Locate the string "Vegas" in the listing below. Copy every line where it is found.

- RECORDED DATA:

- - -

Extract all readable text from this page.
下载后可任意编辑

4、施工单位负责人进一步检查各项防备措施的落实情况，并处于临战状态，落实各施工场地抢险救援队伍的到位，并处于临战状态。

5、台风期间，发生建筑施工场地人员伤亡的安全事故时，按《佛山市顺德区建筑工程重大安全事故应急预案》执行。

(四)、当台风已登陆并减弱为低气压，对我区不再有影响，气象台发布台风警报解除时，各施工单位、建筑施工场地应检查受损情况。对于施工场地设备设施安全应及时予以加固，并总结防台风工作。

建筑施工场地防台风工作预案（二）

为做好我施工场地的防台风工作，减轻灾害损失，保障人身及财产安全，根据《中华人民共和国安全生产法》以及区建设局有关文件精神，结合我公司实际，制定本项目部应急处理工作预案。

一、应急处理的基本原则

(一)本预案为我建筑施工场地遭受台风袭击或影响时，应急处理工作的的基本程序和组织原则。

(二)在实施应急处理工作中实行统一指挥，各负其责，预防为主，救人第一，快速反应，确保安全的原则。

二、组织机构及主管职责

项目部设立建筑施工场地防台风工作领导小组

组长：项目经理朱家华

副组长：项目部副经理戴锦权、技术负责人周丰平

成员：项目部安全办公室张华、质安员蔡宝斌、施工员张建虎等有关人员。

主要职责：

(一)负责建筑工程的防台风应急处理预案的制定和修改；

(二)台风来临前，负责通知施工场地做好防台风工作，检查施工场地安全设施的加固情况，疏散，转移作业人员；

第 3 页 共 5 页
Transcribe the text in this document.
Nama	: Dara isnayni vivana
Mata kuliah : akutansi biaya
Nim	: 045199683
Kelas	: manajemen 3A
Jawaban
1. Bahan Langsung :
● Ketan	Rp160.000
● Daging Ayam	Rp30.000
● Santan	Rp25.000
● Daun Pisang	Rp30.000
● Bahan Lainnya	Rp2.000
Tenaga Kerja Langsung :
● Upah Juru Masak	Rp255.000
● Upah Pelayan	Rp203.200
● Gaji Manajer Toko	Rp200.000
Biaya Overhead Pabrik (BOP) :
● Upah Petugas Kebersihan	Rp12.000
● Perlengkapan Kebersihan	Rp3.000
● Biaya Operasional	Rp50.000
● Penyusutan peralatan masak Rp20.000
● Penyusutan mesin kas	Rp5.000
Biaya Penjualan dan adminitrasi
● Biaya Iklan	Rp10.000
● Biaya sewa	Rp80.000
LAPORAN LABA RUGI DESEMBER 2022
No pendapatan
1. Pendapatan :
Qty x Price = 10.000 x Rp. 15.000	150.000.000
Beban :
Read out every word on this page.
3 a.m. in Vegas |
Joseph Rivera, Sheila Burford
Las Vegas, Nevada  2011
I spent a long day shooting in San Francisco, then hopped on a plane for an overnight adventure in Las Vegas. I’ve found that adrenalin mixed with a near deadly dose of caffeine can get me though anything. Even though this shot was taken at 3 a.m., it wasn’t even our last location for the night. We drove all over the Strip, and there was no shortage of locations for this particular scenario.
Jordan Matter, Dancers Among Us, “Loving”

- - -

- RESPONSE:
3 a.m. in Vegas |
Las Vegas, Nevada  2011
I spent a long day shooting in San Francisco, then hopped on a plane for an overnight adventure in Las Vegas. I’ve found that adrenalin mixed with a near deadly dose of caffeine can get me though anything. Even though this shot was taken at 3 a.m., it wasn’t even our last location for the night. We drove all over the Strip, and there was no shortage of locations for this particular scenario.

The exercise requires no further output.